● **Description of the task**: Extract all lines containing "Total".

* Begin Data provided *

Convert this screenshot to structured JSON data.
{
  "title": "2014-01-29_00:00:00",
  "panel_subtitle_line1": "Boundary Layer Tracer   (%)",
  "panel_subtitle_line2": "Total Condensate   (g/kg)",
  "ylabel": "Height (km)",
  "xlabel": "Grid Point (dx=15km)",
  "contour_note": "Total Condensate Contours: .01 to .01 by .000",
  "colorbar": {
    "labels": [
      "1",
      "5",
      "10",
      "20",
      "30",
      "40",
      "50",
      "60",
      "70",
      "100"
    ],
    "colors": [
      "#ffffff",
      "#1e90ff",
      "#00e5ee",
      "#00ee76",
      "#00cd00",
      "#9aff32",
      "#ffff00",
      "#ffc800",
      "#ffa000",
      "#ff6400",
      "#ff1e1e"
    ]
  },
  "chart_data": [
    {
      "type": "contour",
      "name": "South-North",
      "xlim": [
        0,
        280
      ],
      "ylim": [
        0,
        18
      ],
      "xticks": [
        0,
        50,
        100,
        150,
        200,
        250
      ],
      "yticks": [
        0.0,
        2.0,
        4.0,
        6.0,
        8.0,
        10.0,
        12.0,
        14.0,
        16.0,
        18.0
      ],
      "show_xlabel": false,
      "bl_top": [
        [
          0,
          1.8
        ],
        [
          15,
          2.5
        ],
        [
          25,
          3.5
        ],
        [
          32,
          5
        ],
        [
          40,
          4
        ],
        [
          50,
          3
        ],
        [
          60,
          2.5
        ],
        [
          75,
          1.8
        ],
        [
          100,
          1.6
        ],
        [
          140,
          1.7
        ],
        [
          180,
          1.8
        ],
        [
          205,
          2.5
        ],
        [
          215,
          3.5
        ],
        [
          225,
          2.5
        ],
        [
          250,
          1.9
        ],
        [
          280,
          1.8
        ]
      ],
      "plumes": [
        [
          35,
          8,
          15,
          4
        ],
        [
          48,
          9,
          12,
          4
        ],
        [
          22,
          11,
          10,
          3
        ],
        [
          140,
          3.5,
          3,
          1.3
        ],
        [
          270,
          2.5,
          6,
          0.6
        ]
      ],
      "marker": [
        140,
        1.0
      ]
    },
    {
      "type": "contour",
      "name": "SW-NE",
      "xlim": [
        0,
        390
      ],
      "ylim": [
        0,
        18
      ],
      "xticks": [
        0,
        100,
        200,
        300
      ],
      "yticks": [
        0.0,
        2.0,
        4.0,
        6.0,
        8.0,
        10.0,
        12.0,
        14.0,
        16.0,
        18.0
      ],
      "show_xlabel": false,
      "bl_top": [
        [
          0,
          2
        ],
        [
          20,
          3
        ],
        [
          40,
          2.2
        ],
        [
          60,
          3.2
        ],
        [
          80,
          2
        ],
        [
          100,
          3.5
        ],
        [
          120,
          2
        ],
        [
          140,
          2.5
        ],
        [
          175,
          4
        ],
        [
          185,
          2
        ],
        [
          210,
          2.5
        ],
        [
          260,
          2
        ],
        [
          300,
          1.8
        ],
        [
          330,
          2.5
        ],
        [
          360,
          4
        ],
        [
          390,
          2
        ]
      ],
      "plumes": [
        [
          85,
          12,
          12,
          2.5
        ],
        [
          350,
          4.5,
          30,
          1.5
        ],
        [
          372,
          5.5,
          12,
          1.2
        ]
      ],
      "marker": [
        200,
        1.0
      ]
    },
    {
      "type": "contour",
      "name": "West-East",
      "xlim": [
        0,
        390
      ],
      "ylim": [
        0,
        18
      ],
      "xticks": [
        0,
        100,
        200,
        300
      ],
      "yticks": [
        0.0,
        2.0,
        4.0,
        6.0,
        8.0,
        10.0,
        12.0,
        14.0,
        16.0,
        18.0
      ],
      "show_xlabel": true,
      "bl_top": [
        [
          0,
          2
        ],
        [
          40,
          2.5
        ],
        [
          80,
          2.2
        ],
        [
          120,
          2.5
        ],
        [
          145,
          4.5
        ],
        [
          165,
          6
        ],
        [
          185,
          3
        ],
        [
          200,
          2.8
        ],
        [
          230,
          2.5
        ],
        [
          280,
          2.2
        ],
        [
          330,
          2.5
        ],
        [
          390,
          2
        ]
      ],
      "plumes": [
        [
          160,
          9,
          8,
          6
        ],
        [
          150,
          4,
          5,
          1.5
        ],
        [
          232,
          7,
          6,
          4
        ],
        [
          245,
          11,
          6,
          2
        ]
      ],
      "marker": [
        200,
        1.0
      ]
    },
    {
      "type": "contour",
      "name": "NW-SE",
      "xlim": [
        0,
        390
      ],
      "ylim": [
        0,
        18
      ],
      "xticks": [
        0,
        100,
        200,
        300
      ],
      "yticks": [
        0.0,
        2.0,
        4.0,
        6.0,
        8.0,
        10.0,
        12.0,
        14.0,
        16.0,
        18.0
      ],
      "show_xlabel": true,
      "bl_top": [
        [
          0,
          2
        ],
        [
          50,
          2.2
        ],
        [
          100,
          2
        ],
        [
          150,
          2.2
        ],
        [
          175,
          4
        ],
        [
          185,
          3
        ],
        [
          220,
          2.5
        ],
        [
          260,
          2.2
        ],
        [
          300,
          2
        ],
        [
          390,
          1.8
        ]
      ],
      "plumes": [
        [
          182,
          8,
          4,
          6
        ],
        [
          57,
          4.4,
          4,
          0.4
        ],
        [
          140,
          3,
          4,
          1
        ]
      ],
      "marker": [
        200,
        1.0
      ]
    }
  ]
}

* End Data provided *

● **Task output**:
  "panel_subtitle_line2": "Total Condensate   (g/kg)",
  "contour_note": "Total Condensate Contours: .01 to .01 by .000",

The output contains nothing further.